## Job
Extract each line below that contains the string "arrow". Treat uppercase and lowercase as different.

====== Given records

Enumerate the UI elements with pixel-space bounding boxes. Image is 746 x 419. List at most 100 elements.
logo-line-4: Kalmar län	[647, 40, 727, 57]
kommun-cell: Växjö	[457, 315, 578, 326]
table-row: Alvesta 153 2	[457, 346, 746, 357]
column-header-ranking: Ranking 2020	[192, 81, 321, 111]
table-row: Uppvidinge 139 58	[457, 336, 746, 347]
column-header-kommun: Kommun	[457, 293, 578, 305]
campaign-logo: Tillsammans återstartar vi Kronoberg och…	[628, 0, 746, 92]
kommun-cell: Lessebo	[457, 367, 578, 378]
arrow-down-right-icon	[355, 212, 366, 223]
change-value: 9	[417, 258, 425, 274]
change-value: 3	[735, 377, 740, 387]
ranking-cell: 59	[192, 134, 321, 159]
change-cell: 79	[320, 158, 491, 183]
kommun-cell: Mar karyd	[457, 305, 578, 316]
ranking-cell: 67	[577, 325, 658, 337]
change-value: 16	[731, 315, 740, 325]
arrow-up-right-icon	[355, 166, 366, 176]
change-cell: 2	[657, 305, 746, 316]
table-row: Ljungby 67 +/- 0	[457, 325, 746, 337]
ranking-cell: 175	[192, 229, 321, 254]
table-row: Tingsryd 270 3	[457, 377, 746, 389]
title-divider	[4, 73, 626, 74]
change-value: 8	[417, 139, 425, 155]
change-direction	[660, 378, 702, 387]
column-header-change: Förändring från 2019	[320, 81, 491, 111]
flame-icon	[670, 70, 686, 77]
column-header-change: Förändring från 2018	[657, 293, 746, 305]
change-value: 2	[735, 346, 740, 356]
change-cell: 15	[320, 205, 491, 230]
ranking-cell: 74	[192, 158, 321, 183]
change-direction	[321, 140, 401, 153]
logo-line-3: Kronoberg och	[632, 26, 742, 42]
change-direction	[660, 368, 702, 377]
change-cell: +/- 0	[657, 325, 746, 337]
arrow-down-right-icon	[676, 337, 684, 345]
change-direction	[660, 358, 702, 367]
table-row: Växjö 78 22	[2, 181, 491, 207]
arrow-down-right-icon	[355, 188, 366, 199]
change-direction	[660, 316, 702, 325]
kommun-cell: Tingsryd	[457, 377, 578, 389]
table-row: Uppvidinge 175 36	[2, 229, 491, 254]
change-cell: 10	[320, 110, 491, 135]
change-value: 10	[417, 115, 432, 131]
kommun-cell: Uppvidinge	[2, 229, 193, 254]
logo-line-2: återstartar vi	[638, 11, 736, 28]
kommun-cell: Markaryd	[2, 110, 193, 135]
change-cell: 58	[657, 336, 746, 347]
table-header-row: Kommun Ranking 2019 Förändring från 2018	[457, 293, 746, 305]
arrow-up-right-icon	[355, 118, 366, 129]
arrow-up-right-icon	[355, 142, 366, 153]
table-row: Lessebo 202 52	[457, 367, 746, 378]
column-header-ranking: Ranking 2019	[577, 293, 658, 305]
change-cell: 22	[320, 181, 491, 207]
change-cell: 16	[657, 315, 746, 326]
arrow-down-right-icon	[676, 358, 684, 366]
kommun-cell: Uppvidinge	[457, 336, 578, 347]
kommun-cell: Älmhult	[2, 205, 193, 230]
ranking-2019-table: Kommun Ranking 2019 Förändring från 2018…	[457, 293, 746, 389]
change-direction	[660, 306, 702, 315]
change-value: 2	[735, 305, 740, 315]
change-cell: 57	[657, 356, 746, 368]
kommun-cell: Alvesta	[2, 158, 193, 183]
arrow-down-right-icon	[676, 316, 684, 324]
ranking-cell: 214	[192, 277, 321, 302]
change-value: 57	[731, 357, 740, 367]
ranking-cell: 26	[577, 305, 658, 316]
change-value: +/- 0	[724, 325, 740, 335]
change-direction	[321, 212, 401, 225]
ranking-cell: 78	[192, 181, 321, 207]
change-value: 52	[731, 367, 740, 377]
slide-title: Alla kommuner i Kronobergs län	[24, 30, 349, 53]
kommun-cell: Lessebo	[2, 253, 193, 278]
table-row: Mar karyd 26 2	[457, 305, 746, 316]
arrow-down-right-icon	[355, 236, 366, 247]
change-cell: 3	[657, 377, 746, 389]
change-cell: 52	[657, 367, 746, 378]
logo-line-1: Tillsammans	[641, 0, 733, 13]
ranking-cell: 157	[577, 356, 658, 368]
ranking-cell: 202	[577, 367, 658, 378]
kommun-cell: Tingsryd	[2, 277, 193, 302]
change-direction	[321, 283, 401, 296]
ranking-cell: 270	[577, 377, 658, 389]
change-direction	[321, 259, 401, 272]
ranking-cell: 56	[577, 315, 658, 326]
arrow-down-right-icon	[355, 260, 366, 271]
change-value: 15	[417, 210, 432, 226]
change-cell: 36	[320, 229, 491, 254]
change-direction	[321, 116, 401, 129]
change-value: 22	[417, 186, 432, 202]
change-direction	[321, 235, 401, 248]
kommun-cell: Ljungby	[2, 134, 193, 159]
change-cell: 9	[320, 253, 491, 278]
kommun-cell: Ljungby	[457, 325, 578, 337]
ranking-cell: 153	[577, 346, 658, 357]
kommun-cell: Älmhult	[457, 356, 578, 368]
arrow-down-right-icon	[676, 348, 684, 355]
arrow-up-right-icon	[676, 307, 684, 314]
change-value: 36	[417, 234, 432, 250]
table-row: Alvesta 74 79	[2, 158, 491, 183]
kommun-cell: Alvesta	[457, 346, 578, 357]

============

## Written reply
arrow-down-right-icon	[355, 212, 366, 223]
arrow-up-right-icon	[355, 166, 366, 176]
arrow-down-right-icon	[676, 337, 684, 345]
arrow-down-right-icon	[355, 188, 366, 199]
arrow-up-right-icon	[355, 118, 366, 129]
arrow-up-right-icon	[355, 142, 366, 153]
arrow-down-right-icon	[676, 358, 684, 366]
arrow-down-right-icon	[676, 316, 684, 324]
arrow-down-right-icon	[355, 236, 366, 247]
arrow-down-right-icon	[355, 260, 366, 271]
arrow-down-right-icon	[676, 348, 684, 355]
arrow-up-right-icon	[676, 307, 684, 314]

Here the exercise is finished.